- [Exercise description] Retype the material in full, keeping every word the same.

Collected data entries

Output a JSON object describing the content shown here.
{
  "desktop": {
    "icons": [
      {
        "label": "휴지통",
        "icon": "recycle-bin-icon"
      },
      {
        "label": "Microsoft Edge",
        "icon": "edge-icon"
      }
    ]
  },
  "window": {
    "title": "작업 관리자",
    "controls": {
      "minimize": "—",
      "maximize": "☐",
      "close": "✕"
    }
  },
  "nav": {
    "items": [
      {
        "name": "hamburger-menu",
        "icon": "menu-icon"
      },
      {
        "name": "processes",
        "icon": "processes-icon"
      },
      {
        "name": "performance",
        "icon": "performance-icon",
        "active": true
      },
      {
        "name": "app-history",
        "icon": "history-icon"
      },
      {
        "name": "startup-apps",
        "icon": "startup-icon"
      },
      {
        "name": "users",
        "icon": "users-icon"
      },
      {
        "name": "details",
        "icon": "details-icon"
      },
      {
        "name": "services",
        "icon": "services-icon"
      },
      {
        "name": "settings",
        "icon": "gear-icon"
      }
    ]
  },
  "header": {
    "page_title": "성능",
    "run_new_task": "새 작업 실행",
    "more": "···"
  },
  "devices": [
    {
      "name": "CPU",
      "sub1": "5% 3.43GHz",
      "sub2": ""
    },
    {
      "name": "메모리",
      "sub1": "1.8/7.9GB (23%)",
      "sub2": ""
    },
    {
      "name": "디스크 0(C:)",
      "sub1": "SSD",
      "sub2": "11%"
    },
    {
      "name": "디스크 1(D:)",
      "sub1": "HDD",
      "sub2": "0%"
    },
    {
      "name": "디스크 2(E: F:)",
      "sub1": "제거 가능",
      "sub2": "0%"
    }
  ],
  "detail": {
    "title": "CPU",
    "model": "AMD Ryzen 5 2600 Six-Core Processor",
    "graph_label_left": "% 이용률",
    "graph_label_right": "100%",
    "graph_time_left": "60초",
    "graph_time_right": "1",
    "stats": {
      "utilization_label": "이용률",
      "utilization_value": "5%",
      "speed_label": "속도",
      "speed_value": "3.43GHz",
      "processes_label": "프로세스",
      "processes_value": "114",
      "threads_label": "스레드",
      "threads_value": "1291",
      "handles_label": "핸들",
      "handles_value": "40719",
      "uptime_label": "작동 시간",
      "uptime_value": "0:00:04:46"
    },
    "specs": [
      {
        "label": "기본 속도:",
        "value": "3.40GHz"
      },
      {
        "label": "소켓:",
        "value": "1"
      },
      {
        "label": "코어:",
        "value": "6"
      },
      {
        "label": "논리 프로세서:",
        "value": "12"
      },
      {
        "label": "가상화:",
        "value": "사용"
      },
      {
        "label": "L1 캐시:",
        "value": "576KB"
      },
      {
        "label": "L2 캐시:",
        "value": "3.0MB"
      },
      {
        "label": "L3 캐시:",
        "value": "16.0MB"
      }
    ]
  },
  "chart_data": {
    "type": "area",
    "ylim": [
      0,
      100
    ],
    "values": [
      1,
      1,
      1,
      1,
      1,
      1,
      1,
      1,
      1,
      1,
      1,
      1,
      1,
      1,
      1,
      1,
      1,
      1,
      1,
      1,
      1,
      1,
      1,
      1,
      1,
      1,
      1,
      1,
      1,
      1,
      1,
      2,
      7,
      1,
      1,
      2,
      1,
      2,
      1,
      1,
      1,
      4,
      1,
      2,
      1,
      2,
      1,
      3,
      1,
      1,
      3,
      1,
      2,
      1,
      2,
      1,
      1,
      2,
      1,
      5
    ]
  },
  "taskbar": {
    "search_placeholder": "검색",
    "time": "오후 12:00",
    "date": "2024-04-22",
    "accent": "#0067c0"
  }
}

- [Response to the task]
Output a JSON object describing the content shown here.
{
  "desktop": {
    "icons": [
      {
        "label": "휴지통",
        "icon": "recycle-bin-icon"
      },
      {
        "label": "Microsoft Edge",
        "icon": "edge-icon"
      }
    ]
  },
  "window": {
    "title": "작업 관리자",
    "controls": {
      "minimize": "—",
      "maximize": "☐",
      "close": "✕"
    }
  },
  "nav": {
    "items": [
      {
        "name": "hamburger-menu",
        "icon": "menu-icon"
      },
      {
        "name": "processes",
        "icon": "processes-icon"
      },
      {
        "name": "performance",
        "icon": "performance-icon",
        "active": true
      },
      {
        "name": "app-history",
        "icon": "history-icon"
      },
      {
        "name": "startup-apps",
        "icon": "startup-icon"
      },
      {
        "name": "users",
        "icon": "users-icon"
      },
      {
        "name": "details",
        "icon": "details-icon"
      },
      {
        "name": "services",
        "icon": "services-icon"
      },
      {
        "name": "settings",
        "icon": "gear-icon"
      }
    ]
  },
  "header": {
    "page_title": "성능",
    "run_new_task": "새 작업 실행",
    "more": "···"
  },
  "devices": [
    {
      "name": "CPU",
      "sub1": "5% 3.43GHz",
      "sub2": ""
    },
    {
      "name": "메모리",
      "sub1": "1.8/7.9GB (23%)",
      "sub2": ""
    },
    {
      "name": "디스크 0(C:)",
      "sub1": "SSD",
      "sub2": "11%"
    },
    {
      "name": "디스크 1(D:)",
      "sub1": "HDD",
      "sub2": "0%"
    },
    {
      "name": "디스크 2(E: F:)",
      "sub1": "제거 가능",
      "sub2": "0%"
    }
  ],
  "detail": {
    "title": "CPU",
    "model": "AMD Ryzen 5 2600 Six-Core Processor",
    "graph_label_left": "% 이용률",
    "graph_label_right": "100%",
    "graph_time_left": "60초",
    "graph_time_right": "1",
    "stats": {
      "utilization_label": "이용률",
      "utilization_value": "5%",
      "speed_label": "속도",
      "speed_value": "3.43GHz",
      "processes_label": "프로세스",
      "processes_value": "114",
      "threads_label": "스레드",
      "threads_value": "1291",
      "handles_label": "핸들",
      "handles_value": "40719",
      "uptime_label": "작동 시간",
      "uptime_value": "0:00:04:46"
    },
    "specs": [
      {
        "label": "기본 속도:",
        "value": "3.40GHz"
      },
      {
        "label": "소켓:",
        "value": "1"
      },
      {
        "label": "코어:",
        "value": "6"
      },
      {
        "label": "논리 프로세서:",
        "value": "12"
      },
      {
        "label": "가상화:",
        "value": "사용"
      },
      {
        "label": "L1 캐시:",
        "value": "576KB"
      },
      {
        "label": "L2 캐시:",
        "value": "3.0MB"
      },
      {
        "label": "L3 캐시:",
        "value": "16.0MB"
      }
    ]
  },
  "chart_data": {
    "type": "area",
    "ylim": [
      0,
      100
    ],
    "values": [
      1,
      1,
      1,
      1,
      1,
      1,
      1,
      1,
      1,
      1,
      1,
      1,
      1,
      1,
      1,
      1,
      1,
      1,
      1,
      1,
      1,
      1,
      1,
      1,
      1,
      1,
      1,
      1,
      1,
      1,
      1,
      2,
      7,
      1,
      1,
      2,
      1,
      2,
      1,
      1,
      1,
      4,
      1,
      2,
      1,
      2,
      1,
      3,
      1,
      1,
      3,
      1,
      2,
      1,
      2,
      1,
      1,
      2,
      1,
      5
    ]
  },
  "taskbar": {
    "search_placeholder": "검색",
    "time": "오후 12:00",
    "date": "2024-04-22",
    "accent": "#0067c0"
  }
}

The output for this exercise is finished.